Box coordinate listings
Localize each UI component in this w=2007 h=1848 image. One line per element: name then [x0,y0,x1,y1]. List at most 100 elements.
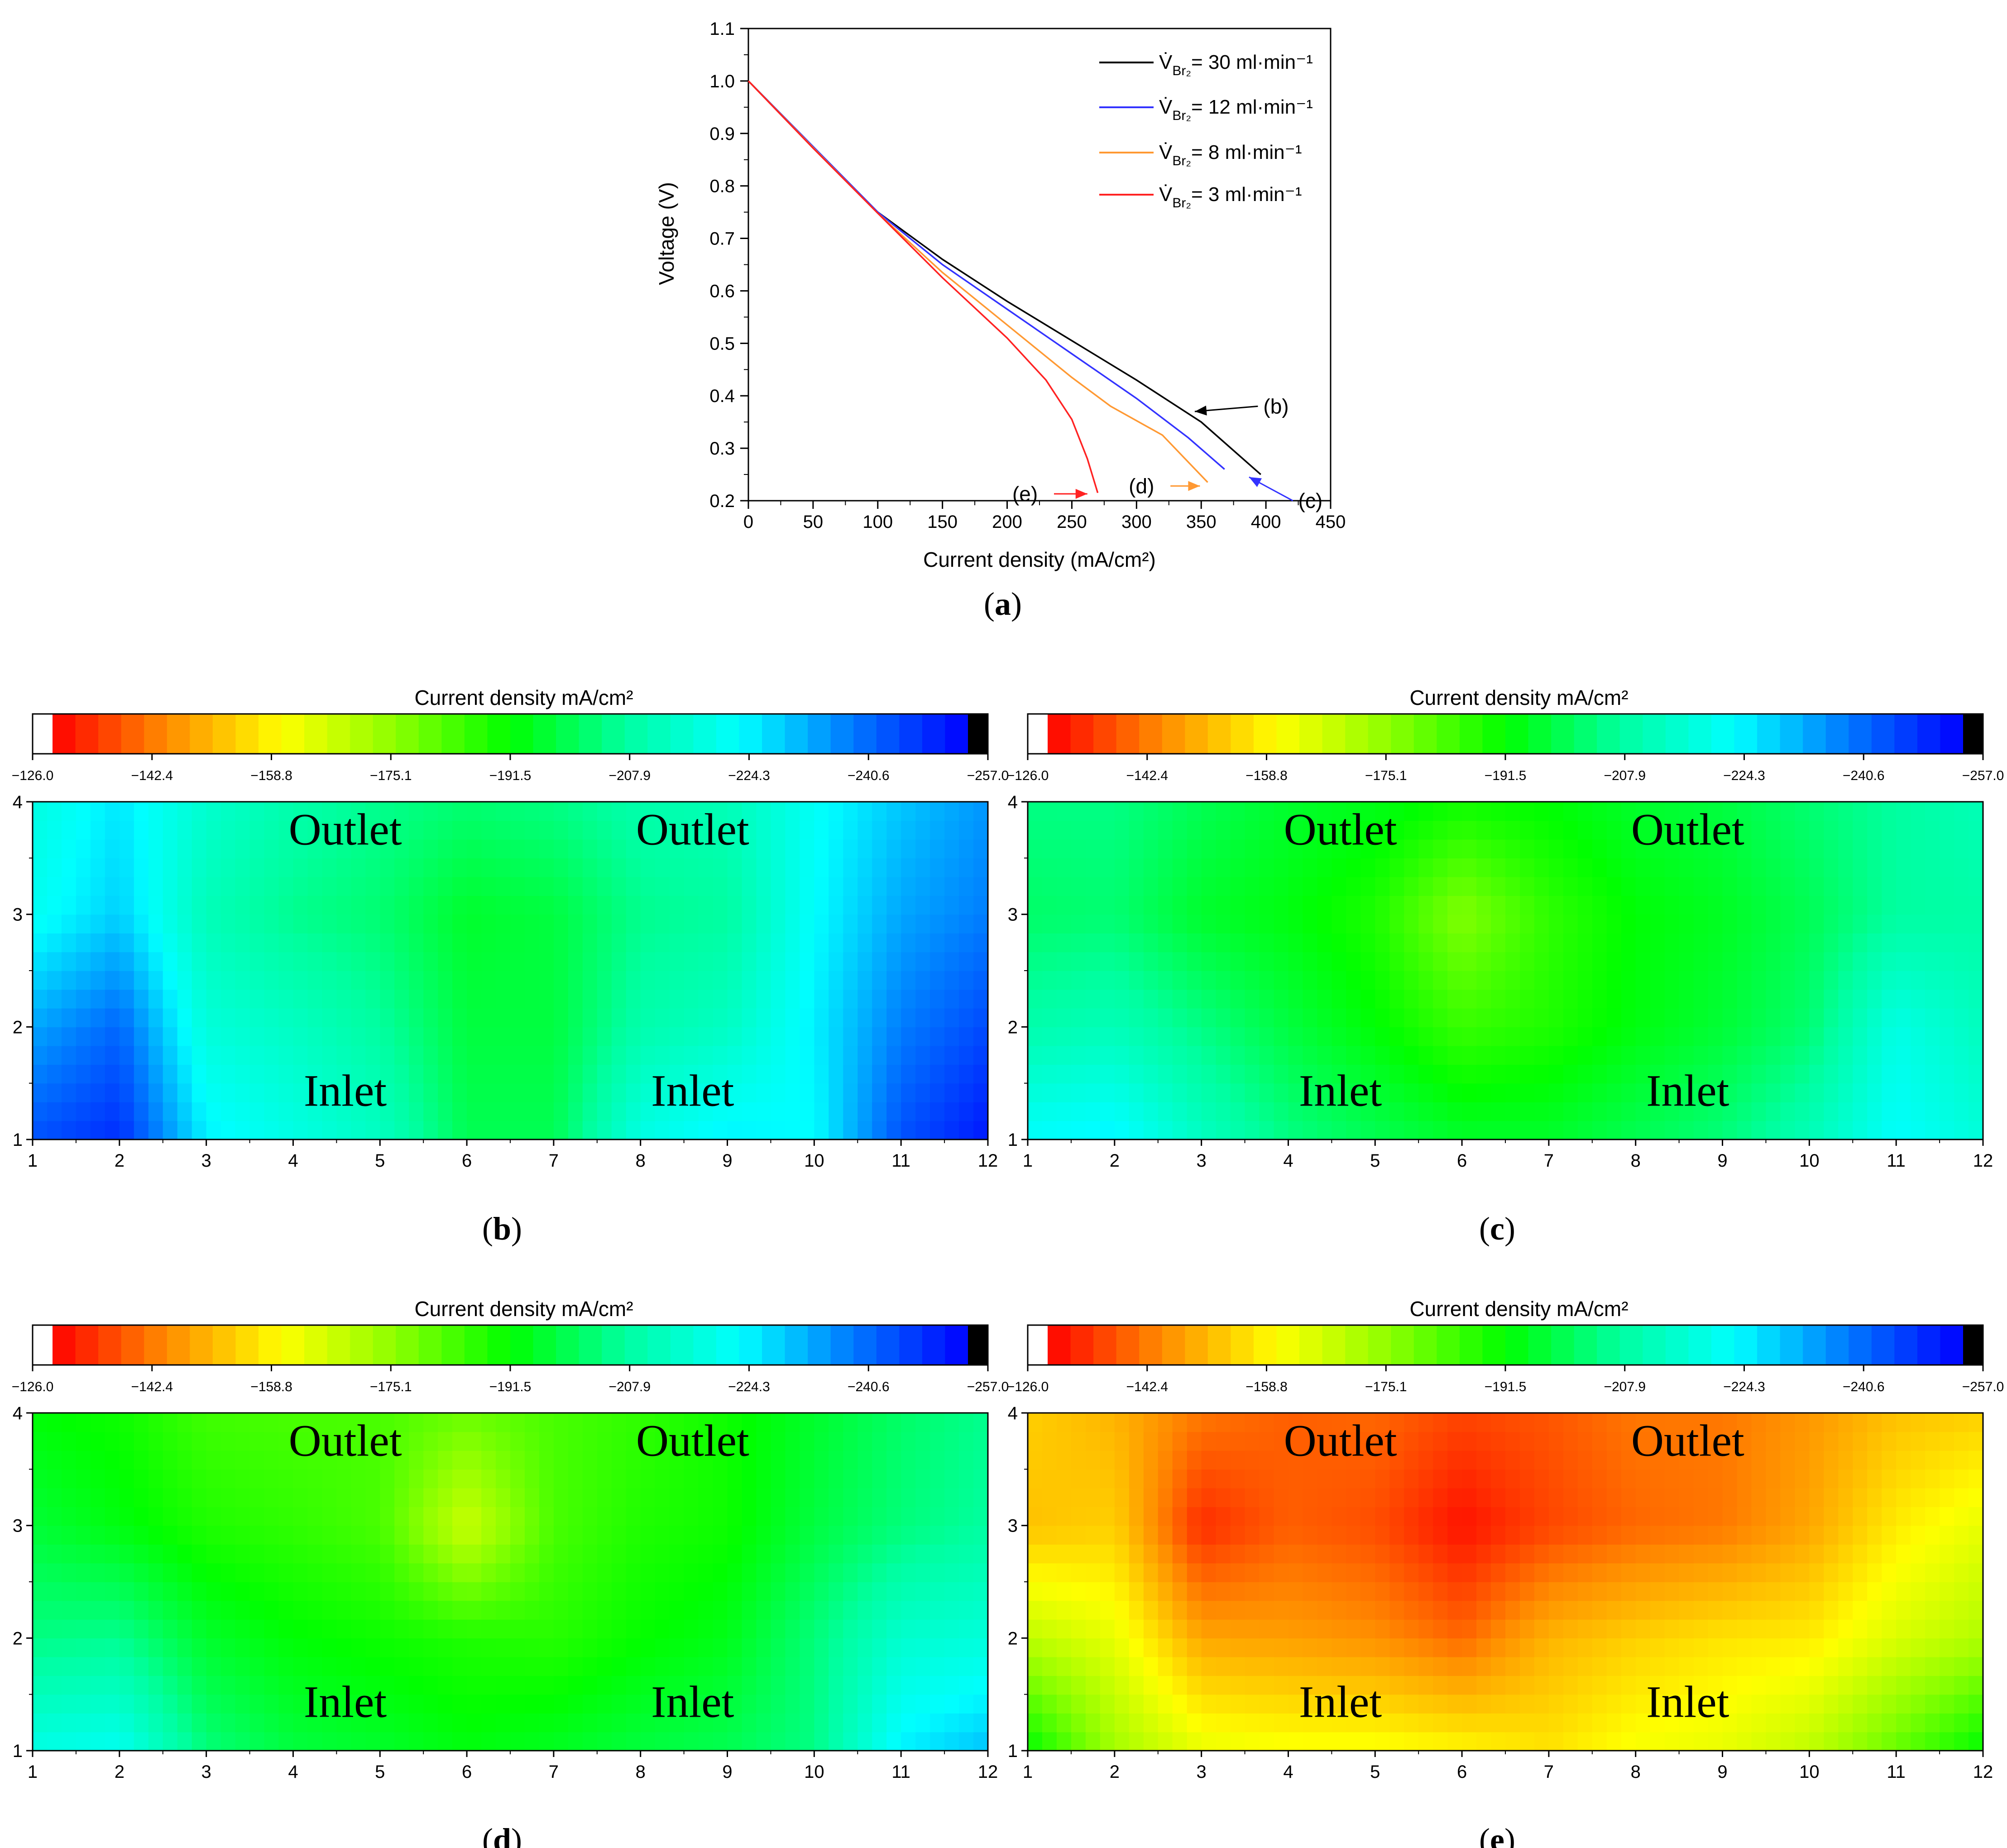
heatmap-cell [148,1656,163,1676]
heatmap-cell [1809,933,1825,953]
heatmap-cell [1708,839,1723,859]
heatmap-cell [626,1507,641,1526]
heatmap-cell [119,1488,134,1507]
heatmap-cell [771,1102,786,1121]
heatmap-cell [293,1120,308,1140]
heatmap-cell [1708,820,1723,840]
heatmap-cell [1143,1694,1159,1714]
heatmap-cell [915,1676,930,1695]
heatmap-cell [1592,802,1607,821]
heatmap-cell [1274,952,1289,971]
heatmap-cell [33,989,48,1009]
heatmap-cell [1940,1102,1954,1121]
heatmap-cell [771,1656,786,1676]
heatmap-cell [163,858,178,877]
heatmap-cell [915,802,930,821]
colorbar-segment [1207,714,1231,754]
heatmap-cell [134,1732,149,1751]
heatmap-cell [1882,971,1897,990]
heatmap-cell [843,1083,858,1102]
heatmap-cell [351,876,366,896]
heatmap-cell [525,1102,540,1121]
heatmap-cell [713,1469,728,1489]
heatmap-cell [278,1102,294,1121]
heatmap-cell [611,1600,627,1620]
heatmap-cell [1867,1713,1882,1733]
heatmap-cell [611,858,627,877]
heatmap-cell [973,839,988,859]
heatmap-cell [1911,1008,1926,1028]
heatmap-cell [438,933,453,953]
heatmap-cell [394,989,409,1009]
heatmap-cell [33,1450,48,1470]
heatmap-cell [843,1431,858,1451]
heatmap-cell [727,933,742,953]
heatmap-cell [1360,1083,1376,1102]
heatmap-cell [76,876,91,896]
heatmap-cell [611,1544,627,1564]
heatmap-cell [539,914,554,934]
heatmap-cell [1375,876,1390,896]
heatmap-cell [901,1045,916,1065]
heatmap-cell [90,1638,105,1657]
heatmap-cell [76,1694,91,1714]
heatmap-cell [872,820,887,840]
heatmap-cell [249,1507,265,1526]
heatmap-cell [206,858,221,877]
heatmap-cell [959,1638,974,1657]
heatmap-cell [264,820,279,840]
heatmap-cell [1780,876,1796,896]
heatmap-cell [539,895,554,915]
heatmap-cell [1737,1083,1752,1102]
heatmap-cell [438,1525,453,1545]
heatmap-cell [1418,876,1433,896]
heatmap-cell [1809,989,1825,1009]
heatmap-cell [249,1694,265,1714]
heatmap-cell [33,1713,48,1733]
heatmap-cell [1404,914,1419,934]
heatmap-cell [626,820,641,840]
heatmap-cell [1650,1027,1665,1046]
heatmap-cell [1418,1544,1433,1564]
heatmap-y-tick-label: 4 [1008,792,1018,812]
heatmap-cell [192,820,207,840]
heatmap-cell [944,1638,959,1657]
legend-entry-30: V̇Br₂= 30 ml·min⁻¹ [1159,51,1313,78]
heatmap-cell [1332,1732,1347,1751]
heatmap-cell [481,1507,496,1526]
heatmap-cell [1737,1525,1752,1545]
heatmap-cell [901,1102,916,1121]
heatmap-cell [1360,989,1376,1009]
colorbar-title: Current density mA/cm² [414,1297,633,1321]
colorbar-segment [464,1325,488,1365]
heatmap-cell [1548,914,1564,934]
heatmap-cell [611,1083,627,1102]
heatmap-cell [1505,1544,1520,1564]
heatmap-cell [568,989,583,1009]
heatmap-cell [1042,1008,1057,1028]
heatmap-cell [1911,1064,1926,1084]
heatmap-cell [423,1713,438,1733]
legend-entry-3: V̇Br₂= 3 ml·min⁻¹ [1159,183,1302,211]
heatmap-cell [1679,895,1694,915]
heatmap-cell [713,802,728,821]
heatmap-cell [1216,802,1231,821]
heatmap-cell [1548,1582,1564,1601]
heatmap-cell [33,1563,48,1582]
heatmap-cell [1751,1064,1767,1084]
heatmap-cell [1085,952,1101,971]
heatmap-cell [1360,1656,1376,1676]
heatmap-cell [1274,820,1289,840]
heatmap-cell [1693,1083,1709,1102]
heatmap-cell [307,1064,323,1084]
heatmap-cell [1809,914,1825,934]
heatmap-x-tick-label: 11 [891,1762,910,1782]
heatmap-cell [1491,1507,1506,1526]
heatmap-cell [1201,1732,1217,1751]
heatmap-cell [47,933,62,953]
heatmap-cell [1563,1656,1578,1676]
heatmap-cell [568,1732,583,1751]
heatmap-cell [1780,1525,1796,1545]
heatmap-cell [61,1582,77,1601]
heatmap-cell [698,1102,714,1121]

- **PROBLEM DETAILS**:
Report how many lines of the listing contain the string "legend", matching case exactly, and reply with the number alone.

- **OUTPUT**:
2